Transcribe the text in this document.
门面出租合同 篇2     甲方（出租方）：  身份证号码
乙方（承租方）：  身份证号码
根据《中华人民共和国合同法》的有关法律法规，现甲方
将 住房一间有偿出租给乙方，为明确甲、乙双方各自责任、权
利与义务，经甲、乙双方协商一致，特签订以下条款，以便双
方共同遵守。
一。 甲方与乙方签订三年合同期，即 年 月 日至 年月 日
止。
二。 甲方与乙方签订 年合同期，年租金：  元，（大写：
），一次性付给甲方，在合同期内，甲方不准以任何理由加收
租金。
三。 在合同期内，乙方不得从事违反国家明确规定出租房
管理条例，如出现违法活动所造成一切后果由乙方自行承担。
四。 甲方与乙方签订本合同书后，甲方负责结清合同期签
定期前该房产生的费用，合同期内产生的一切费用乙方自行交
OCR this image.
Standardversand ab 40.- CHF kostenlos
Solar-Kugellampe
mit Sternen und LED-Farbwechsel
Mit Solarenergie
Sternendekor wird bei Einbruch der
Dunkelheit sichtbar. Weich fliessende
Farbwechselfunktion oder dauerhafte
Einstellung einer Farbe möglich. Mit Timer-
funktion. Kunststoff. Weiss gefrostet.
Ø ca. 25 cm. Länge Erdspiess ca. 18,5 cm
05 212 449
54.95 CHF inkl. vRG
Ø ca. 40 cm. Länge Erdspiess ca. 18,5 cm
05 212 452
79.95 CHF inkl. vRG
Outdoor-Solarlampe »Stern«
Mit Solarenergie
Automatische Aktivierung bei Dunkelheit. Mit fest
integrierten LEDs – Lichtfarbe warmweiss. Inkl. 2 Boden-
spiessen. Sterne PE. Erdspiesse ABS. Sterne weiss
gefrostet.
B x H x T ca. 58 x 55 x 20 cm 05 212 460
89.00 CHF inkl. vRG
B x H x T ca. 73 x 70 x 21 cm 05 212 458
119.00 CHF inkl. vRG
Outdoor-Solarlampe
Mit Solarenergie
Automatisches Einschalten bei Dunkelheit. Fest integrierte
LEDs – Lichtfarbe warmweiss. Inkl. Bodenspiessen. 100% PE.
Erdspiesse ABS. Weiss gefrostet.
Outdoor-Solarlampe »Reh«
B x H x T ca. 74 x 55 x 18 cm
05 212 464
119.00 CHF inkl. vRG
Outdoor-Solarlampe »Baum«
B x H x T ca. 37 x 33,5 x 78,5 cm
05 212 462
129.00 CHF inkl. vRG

────────────────────────────────────────

Would you write down every record again, exactly?

## Correct output
Transcribe the text in this document.
门面出租合同 篇2     甲方（出租方）：  身份证号码
乙方（承租方）：  身份证号码
根据《中华人民共和国合同法》的有关法律法规，现甲方
将 住房一间有偿出租给乙方，为明确甲、乙双方各自责任、权
利与义务，经甲、乙双方协商一致，特签订以下条款，以便双
方共同遵守。
一。 甲方与乙方签订三年合同期，即 年 月 日至 年月 日
止。
二。 甲方与乙方签订 年合同期，年租金：  元，（大写：
），一次性付给甲方，在合同期内，甲方不准以任何理由加收
租金。
三。 在合同期内，乙方不得从事违反国家明确规定出租房
管理条例，如出现违法活动所造成一切后果由乙方自行承担。
四。 甲方与乙方签订本合同书后，甲方负责结清合同期签
定期前该房产生的费用，合同期内产生的一切费用乙方自行交
OCR this image.
Standardversand ab 40.- CHF kostenlos
Solar-Kugellampe
mit Sternen und LED-Farbwechsel
Mit Solarenergie
Sternendekor wird bei Einbruch der
Dunkelheit sichtbar. Weich fliessende
Farbwechselfunktion oder dauerhafte
Einstellung einer Farbe möglich. Mit Timer-
funktion. Kunststoff. Weiss gefrostet.
Ø ca. 25 cm. Länge Erdspiess ca. 18,5 cm
05 212 449
54.95 CHF inkl. vRG
Ø ca. 40 cm. Länge Erdspiess ca. 18,5 cm
05 212 452
79.95 CHF inkl. vRG
Outdoor-Solarlampe »Stern«
Mit Solarenergie
Automatische Aktivierung bei Dunkelheit. Mit fest
integrierten LEDs – Lichtfarbe warmweiss. Inkl. 2 Boden-
spiessen. Sterne PE. Erdspiesse ABS. Sterne weiss
gefrostet.
B x H x T ca. 58 x 55 x 20 cm 05 212 460
89.00 CHF inkl. vRG
B x H x T ca. 73 x 70 x 21 cm 05 212 458
119.00 CHF inkl. vRG
Outdoor-Solarlampe
Mit Solarenergie
Automatisches Einschalten bei Dunkelheit. Fest integrierte
LEDs – Lichtfarbe warmweiss. Inkl. Bodenspiessen. 100% PE.
Erdspiesse ABS. Weiss gefrostet.
Outdoor-Solarlampe »Reh«
B x H x T ca. 74 x 55 x 18 cm
05 212 464
119.00 CHF inkl. vRG
Outdoor-Solarlampe »Baum«
B x H x T ca. 37 x 33,5 x 78,5 cm
05 212 462
129.00 CHF inkl. vRG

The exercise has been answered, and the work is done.